▼

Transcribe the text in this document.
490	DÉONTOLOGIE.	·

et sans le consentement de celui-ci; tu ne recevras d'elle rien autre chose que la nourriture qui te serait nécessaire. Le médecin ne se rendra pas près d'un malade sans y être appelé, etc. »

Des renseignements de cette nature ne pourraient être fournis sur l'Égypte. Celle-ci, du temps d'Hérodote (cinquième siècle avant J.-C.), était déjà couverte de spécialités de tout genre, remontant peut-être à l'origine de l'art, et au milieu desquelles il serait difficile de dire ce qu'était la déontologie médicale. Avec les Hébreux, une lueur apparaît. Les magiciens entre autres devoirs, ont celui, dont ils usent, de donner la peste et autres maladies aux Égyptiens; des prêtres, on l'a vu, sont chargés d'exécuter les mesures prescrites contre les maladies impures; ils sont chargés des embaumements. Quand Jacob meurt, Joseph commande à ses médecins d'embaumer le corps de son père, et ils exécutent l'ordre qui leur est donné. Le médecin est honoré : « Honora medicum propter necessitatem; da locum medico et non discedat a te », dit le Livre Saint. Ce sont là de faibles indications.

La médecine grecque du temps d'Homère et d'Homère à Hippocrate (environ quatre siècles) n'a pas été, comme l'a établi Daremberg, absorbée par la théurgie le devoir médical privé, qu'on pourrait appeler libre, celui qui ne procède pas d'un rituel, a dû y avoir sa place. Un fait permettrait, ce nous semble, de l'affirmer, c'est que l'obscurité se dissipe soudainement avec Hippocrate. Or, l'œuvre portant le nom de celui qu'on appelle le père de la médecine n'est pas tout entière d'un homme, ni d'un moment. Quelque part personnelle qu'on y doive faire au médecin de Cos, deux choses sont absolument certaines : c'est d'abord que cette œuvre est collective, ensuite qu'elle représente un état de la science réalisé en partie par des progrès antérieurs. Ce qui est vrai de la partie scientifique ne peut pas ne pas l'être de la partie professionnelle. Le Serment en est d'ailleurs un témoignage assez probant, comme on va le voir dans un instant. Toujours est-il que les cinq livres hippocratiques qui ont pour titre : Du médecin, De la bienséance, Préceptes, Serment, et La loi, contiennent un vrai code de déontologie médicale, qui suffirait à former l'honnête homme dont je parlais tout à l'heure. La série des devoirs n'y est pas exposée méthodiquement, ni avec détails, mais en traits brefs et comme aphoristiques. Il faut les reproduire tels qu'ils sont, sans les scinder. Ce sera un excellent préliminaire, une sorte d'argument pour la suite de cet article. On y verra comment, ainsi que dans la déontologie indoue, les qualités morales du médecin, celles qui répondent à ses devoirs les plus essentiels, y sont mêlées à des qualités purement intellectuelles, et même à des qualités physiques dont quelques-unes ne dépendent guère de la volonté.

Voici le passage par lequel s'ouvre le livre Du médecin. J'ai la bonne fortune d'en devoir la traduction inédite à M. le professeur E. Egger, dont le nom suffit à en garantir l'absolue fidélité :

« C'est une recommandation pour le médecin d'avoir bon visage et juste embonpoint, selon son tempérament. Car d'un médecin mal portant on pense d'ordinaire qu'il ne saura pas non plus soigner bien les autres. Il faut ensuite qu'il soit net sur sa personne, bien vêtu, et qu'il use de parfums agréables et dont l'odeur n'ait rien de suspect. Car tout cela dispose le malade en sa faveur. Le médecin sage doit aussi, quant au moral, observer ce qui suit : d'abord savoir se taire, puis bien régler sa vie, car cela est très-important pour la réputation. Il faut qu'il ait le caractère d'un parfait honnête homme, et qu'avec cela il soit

▲

== Work instructions ==
Quote the whole listing above, leaving nothing out.

== Written response ==
Transcribe the text in this document.
490	DÉONTOLOGIE.	·

et sans le consentement de celui-ci; tu ne recevras d'elle rien autre chose que la nourriture qui te serait nécessaire. Le médecin ne se rendra pas près d'un malade sans y être appelé, etc. »

Des renseignements de cette nature ne pourraient être fournis sur l'Égypte. Celle-ci, du temps d'Hérodote (cinquième siècle avant J.-C.), était déjà couverte de spécialités de tout genre, remontant peut-être à l'origine de l'art, et au milieu desquelles il serait difficile de dire ce qu'était la déontologie médicale. Avec les Hébreux, une lueur apparaît. Les magiciens entre autres devoirs, ont celui, dont ils usent, de donner la peste et autres maladies aux Égyptiens; des prêtres, on l'a vu, sont chargés d'exécuter les mesures prescrites contre les maladies impures; ils sont chargés des embaumements. Quand Jacob meurt, Joseph commande à ses médecins d'embaumer le corps de son père, et ils exécutent l'ordre qui leur est donné. Le médecin est honoré : « Honora medicum propter necessitatem; da locum medico et non discedat a te », dit le Livre Saint. Ce sont là de faibles indications.

La médecine grecque du temps d'Homère et d'Homère à Hippocrate (environ quatre siècles) n'a pas été, comme l'a établi Daremberg, absorbée par la théurgie le devoir médical privé, qu'on pourrait appeler libre, celui qui ne procède pas d'un rituel, a dû y avoir sa place. Un fait permettrait, ce nous semble, de l'affirmer, c'est que l'obscurité se dissipe soudainement avec Hippocrate. Or, l'œuvre portant le nom de celui qu'on appelle le père de la médecine n'est pas tout entière d'un homme, ni d'un moment. Quelque part personnelle qu'on y doive faire au médecin de Cos, deux choses sont absolument certaines : c'est d'abord que cette œuvre est collective, ensuite qu'elle représente un état de la science réalisé en partie par des progrès antérieurs. Ce qui est vrai de la partie scientifique ne peut pas ne pas l'être de la partie professionnelle. Le Serment en est d'ailleurs un témoignage assez probant, comme on va le voir dans un instant. Toujours est-il que les cinq livres hippocratiques qui ont pour titre : Du médecin, De la bienséance, Préceptes, Serment, et La loi, contiennent un vrai code de déontologie médicale, qui suffirait à former l'honnête homme dont je parlais tout à l'heure. La série des devoirs n'y est pas exposée méthodiquement, ni avec détails, mais en traits brefs et comme aphoristiques. Il faut les reproduire tels qu'ils sont, sans les scinder. Ce sera un excellent préliminaire, une sorte d'argument pour la suite de cet article. On y verra comment, ainsi que dans la déontologie indoue, les qualités morales du médecin, celles qui répondent à ses devoirs les plus essentiels, y sont mêlées à des qualités purement intellectuelles, et même à des qualités physiques dont quelques-unes ne dépendent guère de la volonté.

Voici le passage par lequel s'ouvre le livre Du médecin. J'ai la bonne fortune d'en devoir la traduction inédite à M. le professeur E. Egger, dont le nom suffit à en garantir l'absolue fidélité :

« C'est une recommandation pour le médecin d'avoir bon visage et juste embonpoint, selon son tempérament. Car d'un médecin mal portant on pense d'ordinaire qu'il ne saura pas non plus soigner bien les autres. Il faut ensuite qu'il soit net sur sa personne, bien vêtu, et qu'il use de parfums agréables et dont l'odeur n'ait rien de suspect. Car tout cela dispose le malade en sa faveur. Le médecin sage doit aussi, quant au moral, observer ce qui suit : d'abord savoir se taire, puis bien régler sa vie, car cela est très-important pour la réputation. Il faut qu'il ait le caractère d'un parfait honnête homme, et qu'avec cela il soit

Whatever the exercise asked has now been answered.